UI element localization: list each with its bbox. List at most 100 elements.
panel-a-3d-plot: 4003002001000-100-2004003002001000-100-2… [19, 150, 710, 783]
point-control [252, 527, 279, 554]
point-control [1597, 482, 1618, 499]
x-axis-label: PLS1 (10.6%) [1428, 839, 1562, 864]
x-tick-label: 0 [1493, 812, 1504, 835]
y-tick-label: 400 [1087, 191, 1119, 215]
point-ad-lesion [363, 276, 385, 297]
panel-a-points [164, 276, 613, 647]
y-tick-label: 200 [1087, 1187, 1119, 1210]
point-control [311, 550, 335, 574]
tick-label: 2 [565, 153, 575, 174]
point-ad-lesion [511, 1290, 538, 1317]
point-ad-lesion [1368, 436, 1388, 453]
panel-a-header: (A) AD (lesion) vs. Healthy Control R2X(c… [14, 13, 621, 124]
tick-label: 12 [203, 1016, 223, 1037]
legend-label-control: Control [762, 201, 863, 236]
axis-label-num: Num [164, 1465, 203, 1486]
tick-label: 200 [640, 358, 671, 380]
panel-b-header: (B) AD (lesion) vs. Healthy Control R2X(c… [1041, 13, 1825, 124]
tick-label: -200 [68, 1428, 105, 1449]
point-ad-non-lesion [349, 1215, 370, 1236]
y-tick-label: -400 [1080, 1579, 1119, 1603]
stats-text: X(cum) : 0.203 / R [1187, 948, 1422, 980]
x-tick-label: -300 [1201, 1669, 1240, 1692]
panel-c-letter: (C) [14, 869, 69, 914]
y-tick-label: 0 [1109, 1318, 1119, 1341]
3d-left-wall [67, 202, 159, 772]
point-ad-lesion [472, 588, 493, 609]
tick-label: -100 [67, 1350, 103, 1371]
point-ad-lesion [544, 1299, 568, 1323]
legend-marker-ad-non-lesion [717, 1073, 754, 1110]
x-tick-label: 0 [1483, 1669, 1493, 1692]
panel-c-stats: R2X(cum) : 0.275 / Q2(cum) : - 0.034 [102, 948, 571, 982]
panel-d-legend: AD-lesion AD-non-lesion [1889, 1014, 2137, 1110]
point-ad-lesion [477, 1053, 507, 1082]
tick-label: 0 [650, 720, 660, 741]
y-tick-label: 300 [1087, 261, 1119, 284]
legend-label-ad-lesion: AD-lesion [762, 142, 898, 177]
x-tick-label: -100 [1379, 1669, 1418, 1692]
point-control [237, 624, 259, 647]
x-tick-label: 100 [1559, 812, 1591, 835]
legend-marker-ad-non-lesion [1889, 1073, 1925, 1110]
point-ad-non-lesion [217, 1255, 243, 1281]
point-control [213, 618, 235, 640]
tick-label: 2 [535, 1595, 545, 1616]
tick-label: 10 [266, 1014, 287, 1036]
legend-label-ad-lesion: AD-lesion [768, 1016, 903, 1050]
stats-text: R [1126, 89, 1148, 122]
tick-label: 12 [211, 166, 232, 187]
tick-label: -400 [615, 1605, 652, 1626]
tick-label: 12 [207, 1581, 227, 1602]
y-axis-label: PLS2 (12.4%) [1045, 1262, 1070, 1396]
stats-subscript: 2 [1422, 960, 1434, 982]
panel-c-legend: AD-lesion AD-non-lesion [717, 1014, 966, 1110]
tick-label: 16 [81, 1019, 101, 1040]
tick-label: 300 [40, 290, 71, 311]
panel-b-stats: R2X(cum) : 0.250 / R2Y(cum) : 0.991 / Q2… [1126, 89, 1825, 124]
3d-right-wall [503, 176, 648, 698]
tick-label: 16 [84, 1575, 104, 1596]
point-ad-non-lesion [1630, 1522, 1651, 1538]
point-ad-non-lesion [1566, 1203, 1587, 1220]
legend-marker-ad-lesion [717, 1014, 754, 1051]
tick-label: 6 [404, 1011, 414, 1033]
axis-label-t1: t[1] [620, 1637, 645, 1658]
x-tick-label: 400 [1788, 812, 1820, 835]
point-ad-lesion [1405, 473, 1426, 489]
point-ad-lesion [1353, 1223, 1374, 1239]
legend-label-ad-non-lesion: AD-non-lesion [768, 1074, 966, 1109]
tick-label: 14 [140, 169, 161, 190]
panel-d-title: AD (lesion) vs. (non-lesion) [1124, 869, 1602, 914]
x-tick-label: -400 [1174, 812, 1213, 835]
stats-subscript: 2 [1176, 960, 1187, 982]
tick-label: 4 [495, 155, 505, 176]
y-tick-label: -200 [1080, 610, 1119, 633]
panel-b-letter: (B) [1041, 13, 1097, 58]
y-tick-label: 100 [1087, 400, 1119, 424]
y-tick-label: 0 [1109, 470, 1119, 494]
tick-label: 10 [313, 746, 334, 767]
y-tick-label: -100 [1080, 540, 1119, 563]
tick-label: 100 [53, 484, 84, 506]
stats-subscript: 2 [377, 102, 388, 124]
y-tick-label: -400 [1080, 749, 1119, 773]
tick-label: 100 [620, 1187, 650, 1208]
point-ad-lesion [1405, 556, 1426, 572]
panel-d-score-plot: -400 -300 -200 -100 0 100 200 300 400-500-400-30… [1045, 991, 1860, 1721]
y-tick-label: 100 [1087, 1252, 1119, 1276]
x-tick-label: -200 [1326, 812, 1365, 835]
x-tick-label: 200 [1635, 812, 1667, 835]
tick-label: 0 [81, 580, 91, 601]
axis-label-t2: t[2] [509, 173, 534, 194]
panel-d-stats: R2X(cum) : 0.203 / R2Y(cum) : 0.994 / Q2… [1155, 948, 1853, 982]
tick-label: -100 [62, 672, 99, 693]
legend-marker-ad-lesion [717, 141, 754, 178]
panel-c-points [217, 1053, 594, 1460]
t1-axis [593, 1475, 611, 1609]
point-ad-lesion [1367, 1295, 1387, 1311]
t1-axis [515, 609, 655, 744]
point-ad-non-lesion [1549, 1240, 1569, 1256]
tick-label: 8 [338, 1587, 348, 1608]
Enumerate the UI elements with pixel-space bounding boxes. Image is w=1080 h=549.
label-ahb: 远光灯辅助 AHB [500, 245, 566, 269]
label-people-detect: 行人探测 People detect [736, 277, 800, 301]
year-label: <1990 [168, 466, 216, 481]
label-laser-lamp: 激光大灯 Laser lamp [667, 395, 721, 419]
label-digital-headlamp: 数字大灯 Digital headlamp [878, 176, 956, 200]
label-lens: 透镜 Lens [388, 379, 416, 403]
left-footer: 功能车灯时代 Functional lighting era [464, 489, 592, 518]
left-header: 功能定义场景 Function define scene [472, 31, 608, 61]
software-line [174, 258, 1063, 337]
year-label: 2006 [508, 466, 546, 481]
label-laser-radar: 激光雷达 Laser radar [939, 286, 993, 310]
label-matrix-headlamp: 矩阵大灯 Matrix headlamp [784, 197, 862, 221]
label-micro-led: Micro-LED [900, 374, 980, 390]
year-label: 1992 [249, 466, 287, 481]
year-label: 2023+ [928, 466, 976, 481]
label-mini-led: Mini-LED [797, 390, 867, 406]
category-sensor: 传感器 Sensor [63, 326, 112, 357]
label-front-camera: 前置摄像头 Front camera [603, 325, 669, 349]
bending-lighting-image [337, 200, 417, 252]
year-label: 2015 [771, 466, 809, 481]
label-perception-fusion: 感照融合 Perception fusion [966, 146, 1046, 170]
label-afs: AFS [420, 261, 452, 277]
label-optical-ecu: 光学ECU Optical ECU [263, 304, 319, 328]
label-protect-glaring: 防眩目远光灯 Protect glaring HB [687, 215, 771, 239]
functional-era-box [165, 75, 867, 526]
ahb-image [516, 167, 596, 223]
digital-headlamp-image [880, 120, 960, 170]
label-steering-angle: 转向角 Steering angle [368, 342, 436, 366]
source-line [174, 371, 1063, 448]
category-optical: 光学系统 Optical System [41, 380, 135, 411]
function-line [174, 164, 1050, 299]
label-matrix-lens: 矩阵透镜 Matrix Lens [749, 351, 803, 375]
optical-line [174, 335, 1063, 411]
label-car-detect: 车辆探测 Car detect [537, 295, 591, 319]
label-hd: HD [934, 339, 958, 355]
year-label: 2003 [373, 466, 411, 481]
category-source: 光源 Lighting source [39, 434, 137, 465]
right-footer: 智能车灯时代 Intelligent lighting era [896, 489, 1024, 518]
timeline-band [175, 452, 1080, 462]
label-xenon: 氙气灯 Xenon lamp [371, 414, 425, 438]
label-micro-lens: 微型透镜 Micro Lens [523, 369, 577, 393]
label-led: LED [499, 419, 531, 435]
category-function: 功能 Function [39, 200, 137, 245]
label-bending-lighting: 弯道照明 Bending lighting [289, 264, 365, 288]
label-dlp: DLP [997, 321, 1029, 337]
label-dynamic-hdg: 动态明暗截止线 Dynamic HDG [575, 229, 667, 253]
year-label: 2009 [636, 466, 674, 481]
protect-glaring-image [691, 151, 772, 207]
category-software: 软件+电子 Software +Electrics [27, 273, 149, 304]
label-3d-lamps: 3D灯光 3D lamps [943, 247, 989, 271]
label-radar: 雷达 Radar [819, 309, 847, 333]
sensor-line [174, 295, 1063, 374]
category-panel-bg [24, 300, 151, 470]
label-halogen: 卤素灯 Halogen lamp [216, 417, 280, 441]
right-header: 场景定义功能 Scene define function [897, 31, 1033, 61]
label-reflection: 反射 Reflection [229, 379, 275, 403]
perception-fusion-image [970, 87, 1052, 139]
=-=-=
The task ->
Copy the listing from its first line through the line that contains "panel-a-points [164, 276, 613, 647]", substituting "point-healthy-control" for every "point-control" and leaving everything else unchanged.

Answer to the exercise ->
UI element localization: list each with its bbox. List at most 100 elements.
panel-a-3d-plot: 4003002001000-100-2004003002001000-100-2… [19, 150, 710, 783]
point-healthy-control [252, 527, 279, 554]
point-healthy-control [1597, 482, 1618, 499]
x-axis-label: PLS1 (10.6%) [1428, 839, 1562, 864]
x-tick-label: 0 [1493, 812, 1504, 835]
y-tick-label: 400 [1087, 191, 1119, 215]
point-ad-lesion [363, 276, 385, 297]
panel-a-points [164, 276, 613, 647]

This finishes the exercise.